Please transcribe the listing below in full and word for word, without its pictures.

**Record excerpts**
_ _ _ _
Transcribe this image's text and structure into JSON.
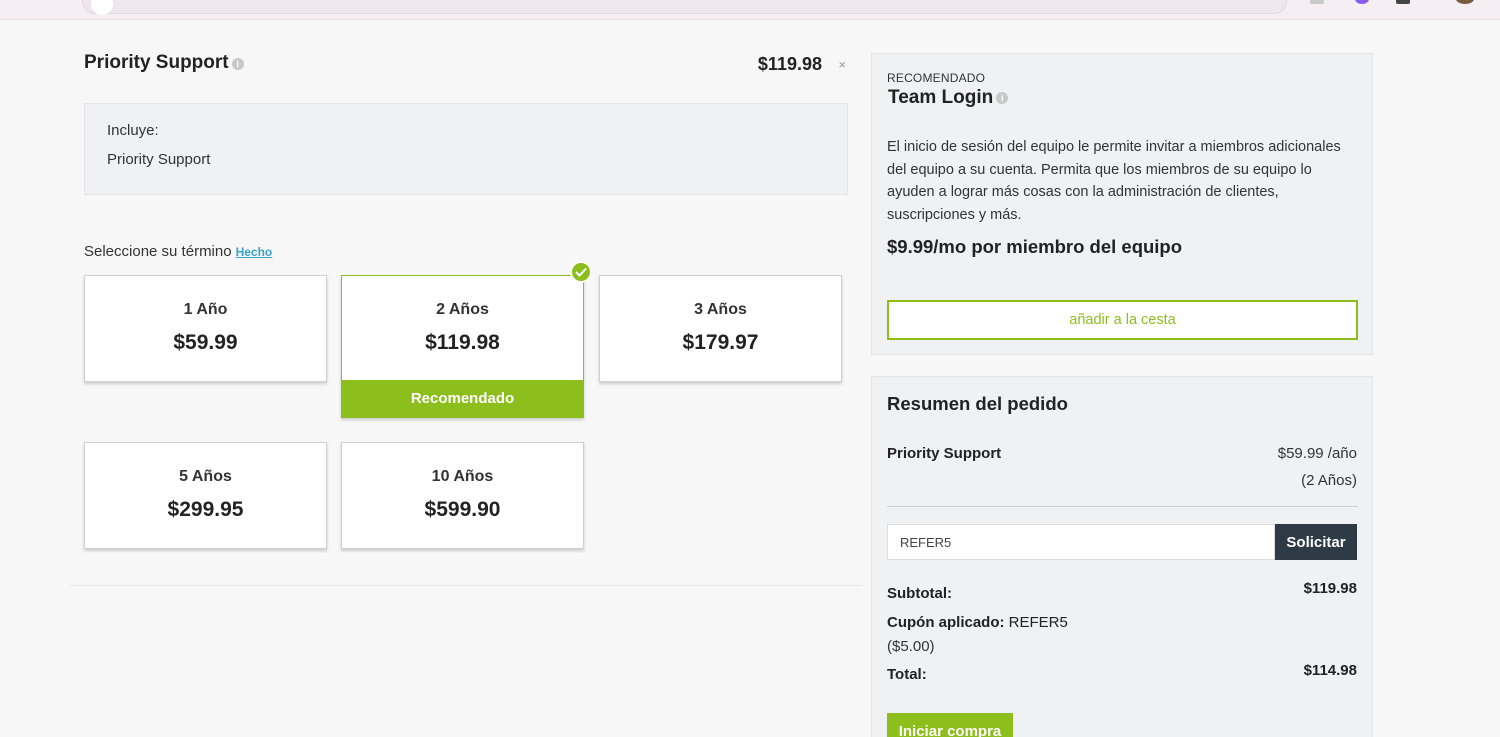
{
  "product": {
    "title": "Priority Support",
    "price": "$119.98",
    "remove_symbol": "×",
    "includes_label": "Incluye:",
    "includes_items": [
      "Priority Support"
    ]
  },
  "term_selector": {
    "label": "Seleccione su término",
    "done_link": "Hecho",
    "plans": [
      {
        "term": "1 Año",
        "price": "$59.99",
        "selected": false
      },
      {
        "term": "2 Años",
        "price": "$119.98",
        "selected": true
      },
      {
        "term": "3 Años",
        "price": "$179.97",
        "selected": false
      },
      {
        "term": "5 Años",
        "price": "$299.95",
        "selected": false
      },
      {
        "term": "10 Años",
        "price": "$599.90",
        "selected": false
      }
    ],
    "recommended_badge": "Recomendado"
  },
  "upsell": {
    "tag": "RECOMENDADO",
    "name": "Team Login",
    "description": "El inicio de sesión del equipo le permite invitar a miembros adicionales del equipo a su cuenta. Permita que los miembros de su equipo lo ayuden a lograr más cosas con la administración de clientes, suscripciones y más.",
    "rate": "$9.99/mo por miembro del equipo",
    "add_button": "añadir a la cesta"
  },
  "summary": {
    "heading": "Resumen del pedido",
    "item_name": "Priority Support",
    "item_price": "$59.99 /año",
    "item_term": "(2 Años)",
    "coupon_value": "REFER5",
    "apply_button": "Solicitar",
    "subtotal_label": "Subtotal:",
    "subtotal_value": "$119.98",
    "coupon_label": "Cupón aplicado:",
    "coupon_code": "REFER5",
    "discount": "($5.00)",
    "total_label": "Total:",
    "total_value": "$114.98",
    "checkout_button": "Iniciar compra"
  },
  "colors": {
    "accent_green": "#8dbf1c",
    "dark_button": "#2f3a47",
    "link_blue": "#3aa3c9"
  }
}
_ _ _ _
**Solved problem**
Transcribe this image's text and structure into JSON.
{
  "product": {
    "title": "Priority Support",
    "price": "$119.98",
    "remove_symbol": "×",
    "includes_label": "Incluye:",
    "includes_items": [
      "Priority Support"
    ]
  },
  "term_selector": {
    "label": "Seleccione su término",
    "done_link": "Hecho",
    "plans": [
      {
        "term": "1 Año",
        "price": "$59.99",
        "selected": false
      },
      {
        "term": "2 Años",
        "price": "$119.98",
        "selected": true
      },
      {
        "term": "3 Años",
        "price": "$179.97",
        "selected": false
      },
      {
        "term": "5 Años",
        "price": "$299.95",
        "selected": false
      },
      {
        "term": "10 Años",
        "price": "$599.90",
        "selected": false
      }
    ],
    "recommended_badge": "Recomendado"
  },
  "upsell": {
    "tag": "RECOMENDADO",
    "name": "Team Login",
    "description": "El inicio de sesión del equipo le permite invitar a miembros adicionales del equipo a su cuenta. Permita que los miembros de su equipo lo ayuden a lograr más cosas con la administración de clientes, suscripciones y más.",
    "rate": "$9.99/mo por miembro del equipo",
    "add_button": "añadir a la cesta"
  },
  "summary": {
    "heading": "Resumen del pedido",
    "item_name": "Priority Support",
    "item_price": "$59.99 /año",
    "item_term": "(2 Años)",
    "coupon_value": "REFER5",
    "apply_button": "Solicitar",
    "subtotal_label": "Subtotal:",
    "subtotal_value": "$119.98",
    "coupon_label": "Cupón aplicado:",
    "coupon_code": "REFER5",
    "discount": "($5.00)",
    "total_label": "Total:",
    "total_value": "$114.98",
    "checkout_button": "Iniciar compra"
  },
  "colors": {
    "accent_green": "#8dbf1c",
    "dark_button": "#2f3a47",
    "link_blue": "#3aa3c9"
  }
}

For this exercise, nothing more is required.